### Request
Take the listing and print it in full, exactly as given.

### Task data
------

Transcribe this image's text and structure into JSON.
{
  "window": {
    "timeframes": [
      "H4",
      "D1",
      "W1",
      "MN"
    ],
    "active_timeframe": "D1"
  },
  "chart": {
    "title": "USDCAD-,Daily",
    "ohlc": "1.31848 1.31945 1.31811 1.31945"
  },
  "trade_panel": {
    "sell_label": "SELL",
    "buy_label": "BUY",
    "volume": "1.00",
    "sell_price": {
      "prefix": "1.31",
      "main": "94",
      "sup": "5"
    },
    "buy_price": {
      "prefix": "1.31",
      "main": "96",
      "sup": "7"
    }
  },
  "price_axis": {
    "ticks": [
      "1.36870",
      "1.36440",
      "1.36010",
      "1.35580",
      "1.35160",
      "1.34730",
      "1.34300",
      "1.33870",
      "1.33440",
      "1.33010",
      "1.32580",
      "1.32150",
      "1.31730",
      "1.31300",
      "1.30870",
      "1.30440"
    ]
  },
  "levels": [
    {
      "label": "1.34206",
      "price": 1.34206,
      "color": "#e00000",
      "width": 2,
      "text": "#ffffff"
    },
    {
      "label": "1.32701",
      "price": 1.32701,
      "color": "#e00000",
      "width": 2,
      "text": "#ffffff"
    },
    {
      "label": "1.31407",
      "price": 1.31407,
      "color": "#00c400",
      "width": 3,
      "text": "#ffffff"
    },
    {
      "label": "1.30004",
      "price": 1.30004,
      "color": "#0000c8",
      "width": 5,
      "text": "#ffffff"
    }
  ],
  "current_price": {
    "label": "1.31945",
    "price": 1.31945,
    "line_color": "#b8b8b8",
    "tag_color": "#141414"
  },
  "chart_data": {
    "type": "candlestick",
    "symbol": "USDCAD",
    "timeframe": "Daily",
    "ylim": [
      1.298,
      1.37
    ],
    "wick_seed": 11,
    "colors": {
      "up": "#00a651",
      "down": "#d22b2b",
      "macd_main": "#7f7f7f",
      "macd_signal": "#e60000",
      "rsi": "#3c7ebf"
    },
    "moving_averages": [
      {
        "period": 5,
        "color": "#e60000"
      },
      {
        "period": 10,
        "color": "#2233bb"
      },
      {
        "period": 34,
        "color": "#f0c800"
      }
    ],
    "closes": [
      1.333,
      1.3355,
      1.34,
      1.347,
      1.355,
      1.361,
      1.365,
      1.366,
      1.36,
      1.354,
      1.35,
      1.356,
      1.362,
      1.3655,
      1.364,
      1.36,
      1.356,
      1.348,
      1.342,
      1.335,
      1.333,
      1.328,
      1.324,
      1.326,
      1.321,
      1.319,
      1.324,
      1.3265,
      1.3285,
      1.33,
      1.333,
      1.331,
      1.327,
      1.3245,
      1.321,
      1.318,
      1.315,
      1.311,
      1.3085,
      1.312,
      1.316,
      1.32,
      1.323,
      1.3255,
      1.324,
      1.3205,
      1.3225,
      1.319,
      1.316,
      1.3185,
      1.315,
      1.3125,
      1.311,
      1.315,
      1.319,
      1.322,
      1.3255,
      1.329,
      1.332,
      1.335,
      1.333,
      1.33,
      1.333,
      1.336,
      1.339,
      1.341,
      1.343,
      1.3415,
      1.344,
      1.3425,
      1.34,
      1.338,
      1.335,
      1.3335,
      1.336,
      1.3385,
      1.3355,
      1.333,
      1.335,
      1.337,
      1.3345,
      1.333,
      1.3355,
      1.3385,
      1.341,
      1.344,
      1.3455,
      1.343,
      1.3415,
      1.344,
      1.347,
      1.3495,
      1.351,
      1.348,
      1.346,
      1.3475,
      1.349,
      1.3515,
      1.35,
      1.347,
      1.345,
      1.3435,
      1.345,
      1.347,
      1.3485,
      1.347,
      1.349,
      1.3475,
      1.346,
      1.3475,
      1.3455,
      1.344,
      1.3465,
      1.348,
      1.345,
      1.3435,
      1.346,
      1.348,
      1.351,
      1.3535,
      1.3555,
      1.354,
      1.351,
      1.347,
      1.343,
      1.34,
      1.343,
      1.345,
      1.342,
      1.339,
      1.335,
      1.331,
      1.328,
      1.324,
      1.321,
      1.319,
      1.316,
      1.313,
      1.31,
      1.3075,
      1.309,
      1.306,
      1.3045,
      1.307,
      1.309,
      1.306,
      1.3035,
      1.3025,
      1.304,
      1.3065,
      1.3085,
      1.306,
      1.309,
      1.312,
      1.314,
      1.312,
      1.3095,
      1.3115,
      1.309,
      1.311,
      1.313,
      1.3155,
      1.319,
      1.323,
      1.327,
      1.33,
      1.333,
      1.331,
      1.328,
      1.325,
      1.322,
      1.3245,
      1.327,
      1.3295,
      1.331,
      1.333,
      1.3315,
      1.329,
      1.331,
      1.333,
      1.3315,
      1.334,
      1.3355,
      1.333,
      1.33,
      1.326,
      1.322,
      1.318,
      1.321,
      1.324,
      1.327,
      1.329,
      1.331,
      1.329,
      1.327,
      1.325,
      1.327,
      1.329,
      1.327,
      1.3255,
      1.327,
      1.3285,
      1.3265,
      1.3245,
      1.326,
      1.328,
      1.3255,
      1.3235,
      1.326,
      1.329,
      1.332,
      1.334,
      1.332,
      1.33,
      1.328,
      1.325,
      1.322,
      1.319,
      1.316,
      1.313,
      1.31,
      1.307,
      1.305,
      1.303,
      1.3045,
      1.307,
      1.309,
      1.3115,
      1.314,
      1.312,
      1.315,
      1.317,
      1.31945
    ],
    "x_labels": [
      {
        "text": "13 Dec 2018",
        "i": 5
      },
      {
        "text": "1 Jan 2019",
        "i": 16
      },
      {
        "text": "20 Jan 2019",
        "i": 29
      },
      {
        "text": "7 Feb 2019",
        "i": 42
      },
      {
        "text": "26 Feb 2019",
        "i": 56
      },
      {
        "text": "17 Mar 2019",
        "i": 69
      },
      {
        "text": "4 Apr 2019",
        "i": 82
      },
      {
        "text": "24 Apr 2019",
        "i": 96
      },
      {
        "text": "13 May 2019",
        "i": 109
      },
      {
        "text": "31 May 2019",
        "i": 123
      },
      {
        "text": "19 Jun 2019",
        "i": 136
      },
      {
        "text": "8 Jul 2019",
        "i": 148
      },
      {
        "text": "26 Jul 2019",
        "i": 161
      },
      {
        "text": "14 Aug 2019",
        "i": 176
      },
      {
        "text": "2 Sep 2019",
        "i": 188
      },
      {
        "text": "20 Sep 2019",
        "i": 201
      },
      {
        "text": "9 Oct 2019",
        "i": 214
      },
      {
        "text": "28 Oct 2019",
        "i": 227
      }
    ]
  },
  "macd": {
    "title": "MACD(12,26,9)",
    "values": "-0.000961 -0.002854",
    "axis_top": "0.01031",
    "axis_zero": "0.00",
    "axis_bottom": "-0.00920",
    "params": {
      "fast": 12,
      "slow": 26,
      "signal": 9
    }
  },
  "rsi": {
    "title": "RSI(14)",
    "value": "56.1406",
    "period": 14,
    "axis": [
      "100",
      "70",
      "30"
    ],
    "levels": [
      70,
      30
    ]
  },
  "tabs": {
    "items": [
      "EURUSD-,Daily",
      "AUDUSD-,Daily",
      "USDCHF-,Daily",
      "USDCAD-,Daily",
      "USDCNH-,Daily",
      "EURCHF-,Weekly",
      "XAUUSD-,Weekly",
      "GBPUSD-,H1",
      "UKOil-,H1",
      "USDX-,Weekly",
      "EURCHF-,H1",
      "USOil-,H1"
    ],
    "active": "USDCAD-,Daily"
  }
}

------

### Response below
Transcribe this image's text and structure into JSON.
{
  "window": {
    "timeframes": [
      "H4",
      "D1",
      "W1",
      "MN"
    ],
    "active_timeframe": "D1"
  },
  "chart": {
    "title": "USDCAD-,Daily",
    "ohlc": "1.31848 1.31945 1.31811 1.31945"
  },
  "trade_panel": {
    "sell_label": "SELL",
    "buy_label": "BUY",
    "volume": "1.00",
    "sell_price": {
      "prefix": "1.31",
      "main": "94",
      "sup": "5"
    },
    "buy_price": {
      "prefix": "1.31",
      "main": "96",
      "sup": "7"
    }
  },
  "price_axis": {
    "ticks": [
      "1.36870",
      "1.36440",
      "1.36010",
      "1.35580",
      "1.35160",
      "1.34730",
      "1.34300",
      "1.33870",
      "1.33440",
      "1.33010",
      "1.32580",
      "1.32150",
      "1.31730",
      "1.31300",
      "1.30870",
      "1.30440"
    ]
  },
  "levels": [
    {
      "label": "1.34206",
      "price": 1.34206,
      "color": "#e00000",
      "width": 2,
      "text": "#ffffff"
    },
    {
      "label": "1.32701",
      "price": 1.32701,
      "color": "#e00000",
      "width": 2,
      "text": "#ffffff"
    },
    {
      "label": "1.31407",
      "price": 1.31407,
      "color": "#00c400",
      "width": 3,
      "text": "#ffffff"
    },
    {
      "label": "1.30004",
      "price": 1.30004,
      "color": "#0000c8",
      "width": 5,
      "text": "#ffffff"
    }
  ],
  "current_price": {
    "label": "1.31945",
    "price": 1.31945,
    "line_color": "#b8b8b8",
    "tag_color": "#141414"
  },
  "chart_data": {
    "type": "candlestick",
    "symbol": "USDCAD",
    "timeframe": "Daily",
    "ylim": [
      1.298,
      1.37
    ],
    "wick_seed": 11,
    "colors": {
      "up": "#00a651",
      "down": "#d22b2b",
      "macd_main": "#7f7f7f",
      "macd_signal": "#e60000",
      "rsi": "#3c7ebf"
    },
    "moving_averages": [
      {
        "period": 5,
        "color": "#e60000"
      },
      {
        "period": 10,
        "color": "#2233bb"
      },
      {
        "period": 34,
        "color": "#f0c800"
      }
    ],
    "closes": [
      1.333,
      1.3355,
      1.34,
      1.347,
      1.355,
      1.361,
      1.365,
      1.366,
      1.36,
      1.354,
      1.35,
      1.356,
      1.362,
      1.3655,
      1.364,
      1.36,
      1.356,
      1.348,
      1.342,
      1.335,
      1.333,
      1.328,
      1.324,
      1.326,
      1.321,
      1.319,
      1.324,
      1.3265,
      1.3285,
      1.33,
      1.333,
      1.331,
      1.327,
      1.3245,
      1.321,
      1.318,
      1.315,
      1.311,
      1.3085,
      1.312,
      1.316,
      1.32,
      1.323,
      1.3255,
      1.324,
      1.3205,
      1.3225,
      1.319,
      1.316,
      1.3185,
      1.315,
      1.3125,
      1.311,
      1.315,
      1.319,
      1.322,
      1.3255,
      1.329,
      1.332,
      1.335,
      1.333,
      1.33,
      1.333,
      1.336,
      1.339,
      1.341,
      1.343,
      1.3415,
      1.344,
      1.3425,
      1.34,
      1.338,
      1.335,
      1.3335,
      1.336,
      1.3385,
      1.3355,
      1.333,
      1.335,
      1.337,
      1.3345,
      1.333,
      1.3355,
      1.3385,
      1.341,
      1.344,
      1.3455,
      1.343,
      1.3415,
      1.344,
      1.347,
      1.3495,
      1.351,
      1.348,
      1.346,
      1.3475,
      1.349,
      1.3515,
      1.35,
      1.347,
      1.345,
      1.3435,
      1.345,
      1.347,
      1.3485,
      1.347,
      1.349,
      1.3475,
      1.346,
      1.3475,
      1.3455,
      1.344,
      1.3465,
      1.348,
      1.345,
      1.3435,
      1.346,
      1.348,
      1.351,
      1.3535,
      1.3555,
      1.354,
      1.351,
      1.347,
      1.343,
      1.34,
      1.343,
      1.345,
      1.342,
      1.339,
      1.335,
      1.331,
      1.328,
      1.324,
      1.321,
      1.319,
      1.316,
      1.313,
      1.31,
      1.3075,
      1.309,
      1.306,
      1.3045,
      1.307,
      1.309,
      1.306,
      1.3035,
      1.3025,
      1.304,
      1.3065,
      1.3085,
      1.306,
      1.309,
      1.312,
      1.314,
      1.312,
      1.3095,
      1.3115,
      1.309,
      1.311,
      1.313,
      1.3155,
      1.319,
      1.323,
      1.327,
      1.33,
      1.333,
      1.331,
      1.328,
      1.325,
      1.322,
      1.3245,
      1.327,
      1.3295,
      1.331,
      1.333,
      1.3315,
      1.329,
      1.331,
      1.333,
      1.3315,
      1.334,
      1.3355,
      1.333,
      1.33,
      1.326,
      1.322,
      1.318,
      1.321,
      1.324,
      1.327,
      1.329,
      1.331,
      1.329,
      1.327,
      1.325,
      1.327,
      1.329,
      1.327,
      1.3255,
      1.327,
      1.3285,
      1.3265,
      1.3245,
      1.326,
      1.328,
      1.3255,
      1.3235,
      1.326,
      1.329,
      1.332,
      1.334,
      1.332,
      1.33,
      1.328,
      1.325,
      1.322,
      1.319,
      1.316,
      1.313,
      1.31,
      1.307,
      1.305,
      1.303,
      1.3045,
      1.307,
      1.309,
      1.3115,
      1.314,
      1.312,
      1.315,
      1.317,
      1.31945
    ],
    "x_labels": [
      {
        "text": "13 Dec 2018",
        "i": 5
      },
      {
        "text": "1 Jan 2019",
        "i": 16
      },
      {
        "text": "20 Jan 2019",
        "i": 29
      },
      {
        "text": "7 Feb 2019",
        "i": 42
      },
      {
        "text": "26 Feb 2019",
        "i": 56
      },
      {
        "text": "17 Mar 2019",
        "i": 69
      },
      {
        "text": "4 Apr 2019",
        "i": 82
      },
      {
        "text": "24 Apr 2019",
        "i": 96
      },
      {
        "text": "13 May 2019",
        "i": 109
      },
      {
        "text": "31 May 2019",
        "i": 123
      },
      {
        "text": "19 Jun 2019",
        "i": 136
      },
      {
        "text": "8 Jul 2019",
        "i": 148
      },
      {
        "text": "26 Jul 2019",
        "i": 161
      },
      {
        "text": "14 Aug 2019",
        "i": 176
      },
      {
        "text": "2 Sep 2019",
        "i": 188
      },
      {
        "text": "20 Sep 2019",
        "i": 201
      },
      {
        "text": "9 Oct 2019",
        "i": 214
      },
      {
        "text": "28 Oct 2019",
        "i": 227
      }
    ]
  },
  "macd": {
    "title": "MACD(12,26,9)",
    "values": "-0.000961 -0.002854",
    "axis_top": "0.01031",
    "axis_zero": "0.00",
    "axis_bottom": "-0.00920",
    "params": {
      "fast": 12,
      "slow": 26,
      "signal": 9
    }
  },
  "rsi": {
    "title": "RSI(14)",
    "value": "56.1406",
    "period": 14,
    "axis": [
      "100",
      "70",
      "30"
    ],
    "levels": [
      70,
      30
    ]
  },
  "tabs": {
    "items": [
      "EURUSD-,Daily",
      "AUDUSD-,Daily",
      "USDCHF-,Daily",
      "USDCAD-,Daily",
      "USDCNH-,Daily",
      "EURCHF-,Weekly",
      "XAUUSD-,Weekly",
      "GBPUSD-,H1",
      "UKOil-,H1",
      "USDX-,Weekly",
      "EURCHF-,H1",
      "USOil-,H1"
    ],
    "active": "USDCAD-,Daily"
  }
}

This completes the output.